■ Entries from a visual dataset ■
.....
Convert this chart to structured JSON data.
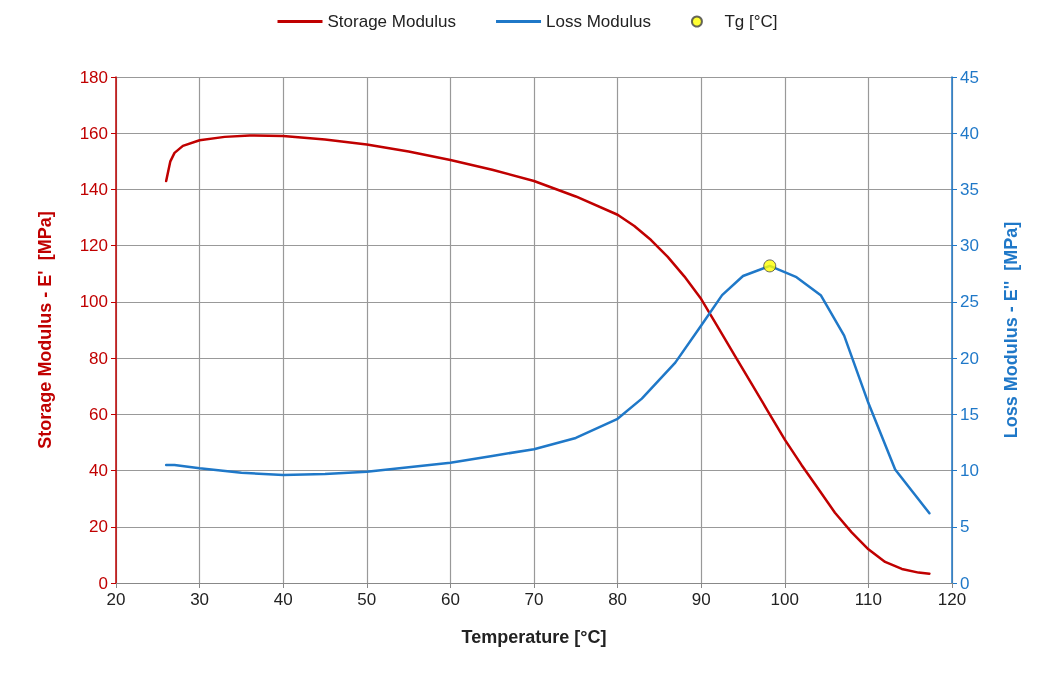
{
  "chart_data": {
    "type": "line",
    "xlabel": "Temperature [°C]",
    "ylabel": "Storage Modulus - E'  [MPa]",
    "y2label": "Loss Modulus - E''  [MPa]",
    "xlim": [
      20,
      120
    ],
    "xticks": [
      20,
      30,
      40,
      50,
      60,
      70,
      80,
      90,
      100,
      110,
      120
    ],
    "ylim": [
      0,
      180
    ],
    "yticks": [
      0,
      20,
      40,
      60,
      80,
      100,
      120,
      140,
      160,
      180
    ],
    "y2lim": [
      0,
      45
    ],
    "y2ticks": [
      0,
      5,
      10,
      15,
      20,
      25,
      30,
      35,
      40,
      45
    ],
    "grid": true,
    "legend": "top",
    "line_style": "solid",
    "series": [
      {
        "name": "Storage Modulus",
        "color": "#c00000",
        "axis": "y",
        "x": [
          26,
          26.5,
          27,
          28,
          30,
          33,
          36,
          40,
          45,
          50,
          55,
          60,
          65,
          70,
          75,
          80,
          82,
          84,
          86,
          88,
          90,
          92,
          94,
          96,
          98,
          100,
          102,
          104,
          106,
          108,
          110,
          112,
          114,
          116,
          117.3
        ],
        "values": [
          143,
          150,
          153,
          155.5,
          157.5,
          158.7,
          159.2,
          159,
          157.8,
          156,
          153.5,
          150.5,
          147,
          143,
          137.5,
          131,
          127,
          122,
          116,
          109,
          101,
          91,
          81,
          71,
          61,
          51,
          42,
          33.5,
          25,
          18,
          12,
          7.5,
          5,
          3.7,
          3.3
        ]
      },
      {
        "name": "Loss Modulus",
        "color": "#1f78c8",
        "axis": "y2",
        "x": [
          26,
          27,
          30,
          35,
          40,
          45,
          50,
          55,
          60,
          65,
          70,
          75,
          80,
          82.9,
          86.9,
          90,
          92.5,
          95,
          98.2,
          101.4,
          104.3,
          107.1,
          110,
          113.2,
          117.3
        ],
        "values": [
          10.5,
          10.5,
          10.2,
          9.8,
          9.6,
          9.7,
          9.9,
          10.3,
          10.7,
          11.3,
          11.9,
          12.9,
          14.6,
          16.4,
          19.6,
          22.9,
          25.6,
          27.3,
          28.2,
          27.2,
          25.6,
          22,
          16,
          10.1,
          6.2
        ]
      },
      {
        "name": "Tg [°C]",
        "color": "#ffff00",
        "type": "scatter",
        "axis": "y2",
        "marker": "circle",
        "x": [
          98.2
        ],
        "values": [
          28.2
        ]
      }
    ]
  }
}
.....
■ Direction ■
Lines containing "Modulus" are to be counted. State the total and add nothing.

■ Problem solution ■
4